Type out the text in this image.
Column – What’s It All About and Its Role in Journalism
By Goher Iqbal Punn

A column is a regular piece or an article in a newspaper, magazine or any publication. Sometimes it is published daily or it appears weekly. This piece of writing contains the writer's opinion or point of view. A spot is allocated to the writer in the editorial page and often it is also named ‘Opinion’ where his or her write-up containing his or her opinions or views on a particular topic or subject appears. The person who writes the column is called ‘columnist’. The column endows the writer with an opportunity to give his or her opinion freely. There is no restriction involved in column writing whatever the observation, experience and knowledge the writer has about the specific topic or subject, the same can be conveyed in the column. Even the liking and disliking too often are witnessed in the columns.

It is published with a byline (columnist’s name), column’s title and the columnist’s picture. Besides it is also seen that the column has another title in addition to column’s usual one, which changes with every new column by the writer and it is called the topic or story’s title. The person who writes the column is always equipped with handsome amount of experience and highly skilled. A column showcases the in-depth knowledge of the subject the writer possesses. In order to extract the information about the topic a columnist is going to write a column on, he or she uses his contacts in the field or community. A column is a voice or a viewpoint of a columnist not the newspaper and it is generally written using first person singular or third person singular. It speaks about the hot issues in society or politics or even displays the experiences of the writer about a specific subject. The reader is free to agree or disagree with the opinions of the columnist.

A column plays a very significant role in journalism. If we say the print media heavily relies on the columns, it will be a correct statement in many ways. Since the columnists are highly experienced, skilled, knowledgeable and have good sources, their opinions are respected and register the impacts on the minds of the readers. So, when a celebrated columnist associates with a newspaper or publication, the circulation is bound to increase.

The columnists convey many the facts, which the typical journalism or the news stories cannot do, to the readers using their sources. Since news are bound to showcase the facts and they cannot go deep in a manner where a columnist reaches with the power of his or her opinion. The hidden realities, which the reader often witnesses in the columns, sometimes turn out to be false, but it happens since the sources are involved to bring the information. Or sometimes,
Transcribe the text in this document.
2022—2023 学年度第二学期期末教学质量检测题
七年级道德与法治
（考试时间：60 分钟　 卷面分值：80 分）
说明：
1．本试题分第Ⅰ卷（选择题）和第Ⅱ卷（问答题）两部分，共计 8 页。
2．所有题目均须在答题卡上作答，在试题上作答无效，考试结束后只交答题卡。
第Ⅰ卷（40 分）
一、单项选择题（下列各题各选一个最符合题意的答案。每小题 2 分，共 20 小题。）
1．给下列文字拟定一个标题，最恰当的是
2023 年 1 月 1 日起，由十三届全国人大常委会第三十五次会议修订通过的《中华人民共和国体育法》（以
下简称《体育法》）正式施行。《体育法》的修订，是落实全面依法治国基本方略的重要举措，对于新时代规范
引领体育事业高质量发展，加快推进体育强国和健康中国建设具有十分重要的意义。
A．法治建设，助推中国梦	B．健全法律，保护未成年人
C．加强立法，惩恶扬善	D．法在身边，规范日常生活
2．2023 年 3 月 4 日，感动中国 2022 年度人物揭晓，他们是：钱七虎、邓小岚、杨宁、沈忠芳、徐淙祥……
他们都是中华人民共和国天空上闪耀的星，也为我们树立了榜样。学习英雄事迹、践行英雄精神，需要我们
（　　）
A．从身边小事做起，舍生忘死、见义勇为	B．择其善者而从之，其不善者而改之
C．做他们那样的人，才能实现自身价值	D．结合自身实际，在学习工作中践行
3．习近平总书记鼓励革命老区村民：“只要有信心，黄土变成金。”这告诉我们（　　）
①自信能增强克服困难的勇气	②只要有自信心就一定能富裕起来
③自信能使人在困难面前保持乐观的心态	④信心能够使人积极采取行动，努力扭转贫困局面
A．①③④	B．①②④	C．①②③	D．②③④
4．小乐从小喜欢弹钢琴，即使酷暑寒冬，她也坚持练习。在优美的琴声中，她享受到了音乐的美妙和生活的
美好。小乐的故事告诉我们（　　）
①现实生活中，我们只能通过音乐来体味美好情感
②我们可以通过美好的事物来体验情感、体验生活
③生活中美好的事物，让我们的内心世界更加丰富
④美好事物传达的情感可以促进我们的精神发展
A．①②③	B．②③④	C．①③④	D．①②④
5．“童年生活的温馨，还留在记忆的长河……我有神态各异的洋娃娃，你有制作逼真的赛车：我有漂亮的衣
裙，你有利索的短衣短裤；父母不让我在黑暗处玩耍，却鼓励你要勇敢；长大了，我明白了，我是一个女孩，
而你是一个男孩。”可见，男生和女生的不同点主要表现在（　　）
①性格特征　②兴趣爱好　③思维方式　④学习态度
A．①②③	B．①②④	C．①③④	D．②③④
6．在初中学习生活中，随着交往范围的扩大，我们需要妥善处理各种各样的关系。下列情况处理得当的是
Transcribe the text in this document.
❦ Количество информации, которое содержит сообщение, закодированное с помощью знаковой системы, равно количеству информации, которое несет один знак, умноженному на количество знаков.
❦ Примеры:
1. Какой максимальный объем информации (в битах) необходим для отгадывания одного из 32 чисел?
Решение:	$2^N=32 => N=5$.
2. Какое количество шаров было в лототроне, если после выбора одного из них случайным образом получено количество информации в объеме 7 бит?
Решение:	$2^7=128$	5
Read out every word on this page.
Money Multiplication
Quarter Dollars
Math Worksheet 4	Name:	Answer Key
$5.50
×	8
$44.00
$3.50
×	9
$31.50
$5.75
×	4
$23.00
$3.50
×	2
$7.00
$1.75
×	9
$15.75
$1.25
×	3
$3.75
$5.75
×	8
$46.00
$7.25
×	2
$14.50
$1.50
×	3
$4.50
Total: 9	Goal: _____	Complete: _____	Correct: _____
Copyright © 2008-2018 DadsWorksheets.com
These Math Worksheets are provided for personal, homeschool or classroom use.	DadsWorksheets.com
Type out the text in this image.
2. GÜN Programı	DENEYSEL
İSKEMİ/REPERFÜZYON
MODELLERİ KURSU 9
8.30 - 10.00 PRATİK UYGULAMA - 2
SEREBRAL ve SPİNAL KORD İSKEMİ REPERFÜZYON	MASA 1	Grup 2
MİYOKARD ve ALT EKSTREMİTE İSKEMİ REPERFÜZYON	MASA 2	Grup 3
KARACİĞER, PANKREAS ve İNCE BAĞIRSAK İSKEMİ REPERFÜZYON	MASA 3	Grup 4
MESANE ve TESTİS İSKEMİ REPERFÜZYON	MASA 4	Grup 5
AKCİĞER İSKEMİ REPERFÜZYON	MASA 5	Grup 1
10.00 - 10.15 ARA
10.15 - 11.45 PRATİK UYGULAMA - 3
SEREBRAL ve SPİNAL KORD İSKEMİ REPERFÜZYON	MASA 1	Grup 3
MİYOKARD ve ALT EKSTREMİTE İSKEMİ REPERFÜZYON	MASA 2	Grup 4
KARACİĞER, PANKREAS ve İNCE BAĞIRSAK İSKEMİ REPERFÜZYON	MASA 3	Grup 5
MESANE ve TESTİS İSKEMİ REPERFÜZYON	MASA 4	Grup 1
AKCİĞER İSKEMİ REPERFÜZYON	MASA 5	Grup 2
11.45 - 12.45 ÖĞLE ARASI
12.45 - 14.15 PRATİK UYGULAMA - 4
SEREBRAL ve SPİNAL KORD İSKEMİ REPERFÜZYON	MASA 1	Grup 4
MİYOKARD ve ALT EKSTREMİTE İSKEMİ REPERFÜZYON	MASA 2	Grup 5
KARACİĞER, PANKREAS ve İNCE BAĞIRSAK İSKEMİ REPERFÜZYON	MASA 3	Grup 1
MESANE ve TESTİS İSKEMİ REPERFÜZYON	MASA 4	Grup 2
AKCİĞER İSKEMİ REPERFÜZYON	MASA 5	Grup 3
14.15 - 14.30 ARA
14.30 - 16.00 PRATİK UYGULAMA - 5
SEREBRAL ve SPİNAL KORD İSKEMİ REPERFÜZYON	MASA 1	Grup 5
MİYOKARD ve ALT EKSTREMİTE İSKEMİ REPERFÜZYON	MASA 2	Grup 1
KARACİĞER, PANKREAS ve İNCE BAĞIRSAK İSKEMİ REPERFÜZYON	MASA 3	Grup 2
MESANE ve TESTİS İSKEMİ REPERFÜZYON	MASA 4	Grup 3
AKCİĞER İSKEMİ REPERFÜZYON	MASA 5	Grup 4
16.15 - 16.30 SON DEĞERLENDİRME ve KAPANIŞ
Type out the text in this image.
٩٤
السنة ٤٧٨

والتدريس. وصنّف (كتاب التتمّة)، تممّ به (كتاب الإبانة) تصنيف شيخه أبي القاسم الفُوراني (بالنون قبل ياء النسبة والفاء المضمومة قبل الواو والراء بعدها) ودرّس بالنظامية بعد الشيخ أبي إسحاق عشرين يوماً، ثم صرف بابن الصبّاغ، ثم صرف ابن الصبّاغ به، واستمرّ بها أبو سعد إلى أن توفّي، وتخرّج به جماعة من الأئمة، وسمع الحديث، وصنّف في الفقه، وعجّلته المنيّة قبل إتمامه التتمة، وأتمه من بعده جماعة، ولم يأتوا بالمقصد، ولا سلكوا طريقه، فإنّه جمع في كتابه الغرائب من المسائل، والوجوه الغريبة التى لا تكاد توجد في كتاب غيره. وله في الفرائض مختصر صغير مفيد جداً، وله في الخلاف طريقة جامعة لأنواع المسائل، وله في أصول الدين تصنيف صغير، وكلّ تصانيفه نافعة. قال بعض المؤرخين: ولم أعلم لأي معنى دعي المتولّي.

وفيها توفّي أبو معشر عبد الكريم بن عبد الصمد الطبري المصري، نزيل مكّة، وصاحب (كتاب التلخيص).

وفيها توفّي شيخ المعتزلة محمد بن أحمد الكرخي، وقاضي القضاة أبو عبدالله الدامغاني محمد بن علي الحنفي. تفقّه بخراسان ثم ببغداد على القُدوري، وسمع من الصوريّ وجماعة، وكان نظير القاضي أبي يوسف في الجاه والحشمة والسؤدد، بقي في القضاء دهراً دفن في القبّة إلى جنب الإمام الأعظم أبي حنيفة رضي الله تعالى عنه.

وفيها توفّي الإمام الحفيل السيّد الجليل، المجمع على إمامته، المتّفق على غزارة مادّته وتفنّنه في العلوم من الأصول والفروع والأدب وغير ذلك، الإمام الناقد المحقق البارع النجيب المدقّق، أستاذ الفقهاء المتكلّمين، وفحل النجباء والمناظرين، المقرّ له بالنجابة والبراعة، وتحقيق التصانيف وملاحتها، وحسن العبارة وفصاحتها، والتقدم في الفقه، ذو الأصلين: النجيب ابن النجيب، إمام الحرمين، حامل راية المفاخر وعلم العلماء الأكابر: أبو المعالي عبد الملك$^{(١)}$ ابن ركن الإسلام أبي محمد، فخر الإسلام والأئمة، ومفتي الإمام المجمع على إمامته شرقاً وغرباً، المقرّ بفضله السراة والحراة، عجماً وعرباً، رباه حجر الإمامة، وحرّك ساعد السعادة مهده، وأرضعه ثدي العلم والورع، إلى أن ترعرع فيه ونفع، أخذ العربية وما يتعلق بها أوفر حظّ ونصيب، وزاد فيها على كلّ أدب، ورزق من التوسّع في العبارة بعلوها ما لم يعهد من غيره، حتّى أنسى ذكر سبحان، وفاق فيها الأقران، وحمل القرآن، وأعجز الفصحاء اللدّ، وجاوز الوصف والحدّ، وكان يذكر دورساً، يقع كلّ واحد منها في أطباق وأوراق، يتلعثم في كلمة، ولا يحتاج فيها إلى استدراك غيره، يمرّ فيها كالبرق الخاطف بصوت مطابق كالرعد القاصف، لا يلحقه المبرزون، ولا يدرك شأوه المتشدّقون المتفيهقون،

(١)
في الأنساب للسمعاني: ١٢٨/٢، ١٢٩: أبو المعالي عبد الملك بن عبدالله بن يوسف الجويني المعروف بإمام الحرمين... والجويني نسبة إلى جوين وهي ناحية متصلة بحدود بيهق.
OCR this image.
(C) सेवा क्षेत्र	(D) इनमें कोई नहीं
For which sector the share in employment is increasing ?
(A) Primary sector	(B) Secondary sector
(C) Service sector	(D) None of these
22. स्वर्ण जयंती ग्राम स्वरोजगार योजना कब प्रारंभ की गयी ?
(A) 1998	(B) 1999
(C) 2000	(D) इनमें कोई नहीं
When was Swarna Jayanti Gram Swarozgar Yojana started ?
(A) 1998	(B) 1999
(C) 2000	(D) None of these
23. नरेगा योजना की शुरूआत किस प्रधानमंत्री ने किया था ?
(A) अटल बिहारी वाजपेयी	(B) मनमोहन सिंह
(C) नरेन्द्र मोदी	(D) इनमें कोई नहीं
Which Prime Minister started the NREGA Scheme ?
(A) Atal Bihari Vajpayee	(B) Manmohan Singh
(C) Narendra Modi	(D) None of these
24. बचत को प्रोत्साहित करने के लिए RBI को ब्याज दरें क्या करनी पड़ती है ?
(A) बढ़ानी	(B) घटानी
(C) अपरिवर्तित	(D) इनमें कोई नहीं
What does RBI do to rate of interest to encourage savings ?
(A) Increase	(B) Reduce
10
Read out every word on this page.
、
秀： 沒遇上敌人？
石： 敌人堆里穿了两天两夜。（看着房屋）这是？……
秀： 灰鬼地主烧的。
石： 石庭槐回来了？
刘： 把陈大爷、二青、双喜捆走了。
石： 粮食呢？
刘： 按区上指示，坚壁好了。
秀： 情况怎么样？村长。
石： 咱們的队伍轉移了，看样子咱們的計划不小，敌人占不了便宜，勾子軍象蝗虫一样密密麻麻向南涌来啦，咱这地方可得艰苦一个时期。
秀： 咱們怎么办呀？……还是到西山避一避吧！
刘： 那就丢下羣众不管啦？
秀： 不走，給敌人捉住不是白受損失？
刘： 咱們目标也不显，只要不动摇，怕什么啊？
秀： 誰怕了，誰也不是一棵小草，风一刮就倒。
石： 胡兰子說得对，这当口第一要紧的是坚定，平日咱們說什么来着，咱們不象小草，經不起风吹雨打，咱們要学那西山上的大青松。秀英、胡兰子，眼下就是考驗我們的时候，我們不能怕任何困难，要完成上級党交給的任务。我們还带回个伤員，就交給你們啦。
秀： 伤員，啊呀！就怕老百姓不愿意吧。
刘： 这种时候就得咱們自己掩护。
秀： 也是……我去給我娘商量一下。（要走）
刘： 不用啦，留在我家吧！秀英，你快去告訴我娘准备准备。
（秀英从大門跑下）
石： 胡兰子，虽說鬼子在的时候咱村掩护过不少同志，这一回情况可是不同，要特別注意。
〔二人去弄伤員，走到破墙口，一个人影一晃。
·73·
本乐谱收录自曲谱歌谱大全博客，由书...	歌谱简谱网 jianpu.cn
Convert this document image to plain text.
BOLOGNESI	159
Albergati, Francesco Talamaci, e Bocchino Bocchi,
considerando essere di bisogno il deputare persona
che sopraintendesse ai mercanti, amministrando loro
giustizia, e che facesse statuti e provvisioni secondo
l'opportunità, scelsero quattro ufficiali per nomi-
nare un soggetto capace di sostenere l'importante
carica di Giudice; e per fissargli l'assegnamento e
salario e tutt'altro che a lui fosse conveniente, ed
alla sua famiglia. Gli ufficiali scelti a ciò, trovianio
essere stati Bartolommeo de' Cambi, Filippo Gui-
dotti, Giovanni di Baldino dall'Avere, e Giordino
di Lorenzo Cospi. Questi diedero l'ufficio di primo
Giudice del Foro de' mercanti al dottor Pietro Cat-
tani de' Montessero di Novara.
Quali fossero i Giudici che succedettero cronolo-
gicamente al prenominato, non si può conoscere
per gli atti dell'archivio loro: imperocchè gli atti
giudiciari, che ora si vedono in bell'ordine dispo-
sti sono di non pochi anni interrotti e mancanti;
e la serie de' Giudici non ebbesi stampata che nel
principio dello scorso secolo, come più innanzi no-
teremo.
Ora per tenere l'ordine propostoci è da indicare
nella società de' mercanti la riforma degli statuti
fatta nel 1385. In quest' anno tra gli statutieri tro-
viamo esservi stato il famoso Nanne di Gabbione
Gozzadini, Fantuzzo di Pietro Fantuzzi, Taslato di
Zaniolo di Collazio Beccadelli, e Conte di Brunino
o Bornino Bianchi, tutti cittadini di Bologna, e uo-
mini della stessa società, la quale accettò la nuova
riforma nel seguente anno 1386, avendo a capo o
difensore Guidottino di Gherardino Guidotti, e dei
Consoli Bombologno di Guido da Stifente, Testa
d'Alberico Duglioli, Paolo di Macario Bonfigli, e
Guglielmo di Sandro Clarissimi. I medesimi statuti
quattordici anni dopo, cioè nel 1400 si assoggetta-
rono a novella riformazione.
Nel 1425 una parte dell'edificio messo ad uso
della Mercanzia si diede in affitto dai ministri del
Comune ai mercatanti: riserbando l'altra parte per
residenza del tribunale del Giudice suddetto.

*TASK TO COMPLETE*. Search the records for the word "Math", then list every line that has it.

*THE RESPONSE*.
Math Worksheet 4	Name:	Answer Key
These Math Worksheets are provided for personal, homeschool or classroom use.	DadsWorksheets.com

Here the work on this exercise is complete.